- [SHORT PROBLEM]: Isolate every line in the records below with "JSON" in it.

━━━━━━━━━━━━━━━━

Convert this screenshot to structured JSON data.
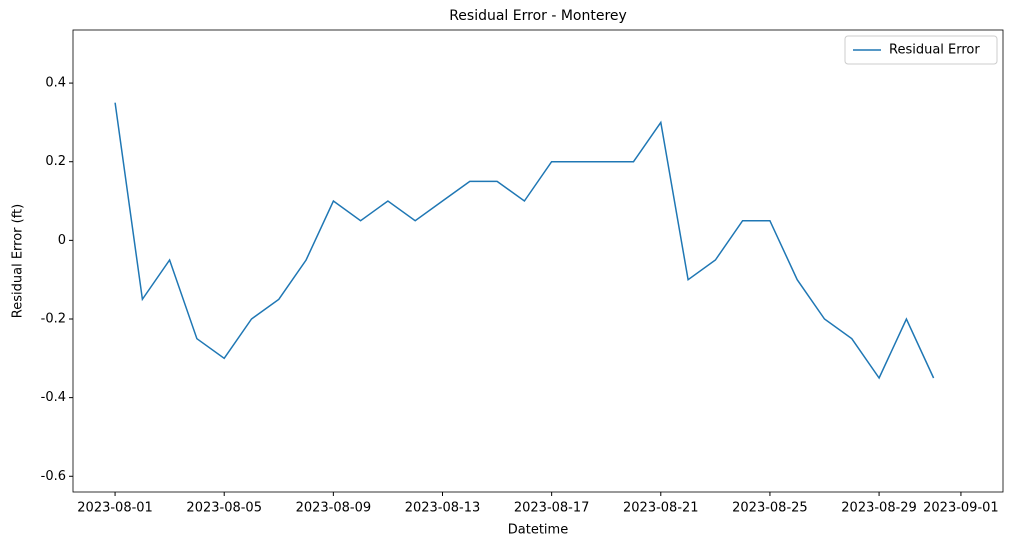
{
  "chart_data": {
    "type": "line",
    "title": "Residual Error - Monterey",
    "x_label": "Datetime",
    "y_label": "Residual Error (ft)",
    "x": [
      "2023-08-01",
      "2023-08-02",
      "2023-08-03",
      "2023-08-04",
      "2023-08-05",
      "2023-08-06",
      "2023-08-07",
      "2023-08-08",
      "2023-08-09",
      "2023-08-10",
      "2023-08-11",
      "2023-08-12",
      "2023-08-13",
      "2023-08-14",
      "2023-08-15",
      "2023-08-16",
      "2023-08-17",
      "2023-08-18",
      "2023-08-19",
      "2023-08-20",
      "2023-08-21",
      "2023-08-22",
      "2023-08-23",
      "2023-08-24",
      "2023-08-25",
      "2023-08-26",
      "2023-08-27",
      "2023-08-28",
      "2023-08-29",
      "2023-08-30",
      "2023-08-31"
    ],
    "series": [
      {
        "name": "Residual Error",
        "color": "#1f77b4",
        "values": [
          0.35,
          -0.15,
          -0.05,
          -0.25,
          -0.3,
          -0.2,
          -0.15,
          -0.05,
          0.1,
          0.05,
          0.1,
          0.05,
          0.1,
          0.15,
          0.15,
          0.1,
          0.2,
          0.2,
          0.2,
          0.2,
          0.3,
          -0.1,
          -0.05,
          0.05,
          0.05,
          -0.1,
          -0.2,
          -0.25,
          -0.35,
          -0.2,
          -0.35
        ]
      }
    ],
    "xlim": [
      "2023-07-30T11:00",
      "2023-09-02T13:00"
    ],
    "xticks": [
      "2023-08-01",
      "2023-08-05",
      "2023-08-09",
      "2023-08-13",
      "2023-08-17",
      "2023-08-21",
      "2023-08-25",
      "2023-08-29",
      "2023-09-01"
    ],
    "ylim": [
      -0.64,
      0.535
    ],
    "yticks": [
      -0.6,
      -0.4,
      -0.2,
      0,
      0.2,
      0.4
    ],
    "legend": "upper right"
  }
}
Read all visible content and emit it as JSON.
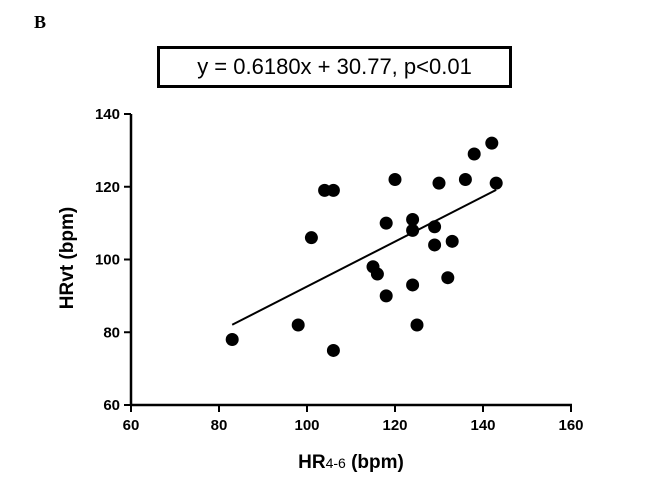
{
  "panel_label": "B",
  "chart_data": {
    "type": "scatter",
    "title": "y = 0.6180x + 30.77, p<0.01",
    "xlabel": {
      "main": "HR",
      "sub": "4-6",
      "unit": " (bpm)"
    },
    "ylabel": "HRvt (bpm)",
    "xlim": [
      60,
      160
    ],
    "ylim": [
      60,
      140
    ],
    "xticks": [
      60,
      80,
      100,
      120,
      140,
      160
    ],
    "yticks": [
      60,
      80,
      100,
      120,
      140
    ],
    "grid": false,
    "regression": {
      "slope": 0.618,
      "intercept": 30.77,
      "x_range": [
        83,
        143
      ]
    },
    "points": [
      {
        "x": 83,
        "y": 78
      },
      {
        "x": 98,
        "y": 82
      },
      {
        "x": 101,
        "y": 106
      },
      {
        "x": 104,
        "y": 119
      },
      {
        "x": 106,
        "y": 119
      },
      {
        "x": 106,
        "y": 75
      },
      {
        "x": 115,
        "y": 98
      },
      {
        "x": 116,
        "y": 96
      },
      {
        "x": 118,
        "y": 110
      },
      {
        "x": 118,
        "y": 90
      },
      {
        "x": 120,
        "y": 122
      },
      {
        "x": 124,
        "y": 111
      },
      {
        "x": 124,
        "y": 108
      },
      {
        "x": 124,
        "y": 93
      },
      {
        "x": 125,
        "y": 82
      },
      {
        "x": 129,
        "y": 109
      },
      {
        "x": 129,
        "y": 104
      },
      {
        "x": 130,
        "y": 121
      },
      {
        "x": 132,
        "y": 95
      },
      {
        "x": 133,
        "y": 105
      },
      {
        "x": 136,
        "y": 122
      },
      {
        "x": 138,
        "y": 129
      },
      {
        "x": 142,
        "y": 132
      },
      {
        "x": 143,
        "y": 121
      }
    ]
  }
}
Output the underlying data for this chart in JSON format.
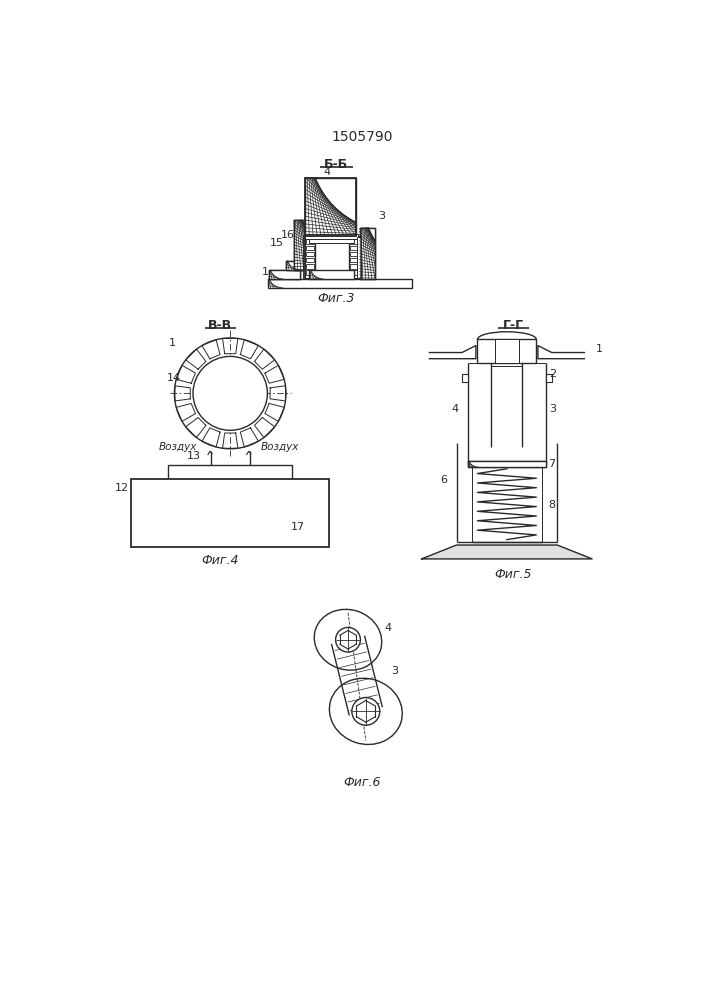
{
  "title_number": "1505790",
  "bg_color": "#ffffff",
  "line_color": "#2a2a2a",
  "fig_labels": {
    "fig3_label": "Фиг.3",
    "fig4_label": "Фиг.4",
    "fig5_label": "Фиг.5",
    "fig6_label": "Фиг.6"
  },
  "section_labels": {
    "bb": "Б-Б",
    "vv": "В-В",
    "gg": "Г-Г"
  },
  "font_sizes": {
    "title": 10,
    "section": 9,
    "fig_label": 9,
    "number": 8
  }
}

━━━━━━━━━━━━━━━━

- [FULL ANSWER]:
Convert this screenshot to structured JSON data.
Read all visible content and emit it as JSON.
Output the underlying data for this chart in JSON format.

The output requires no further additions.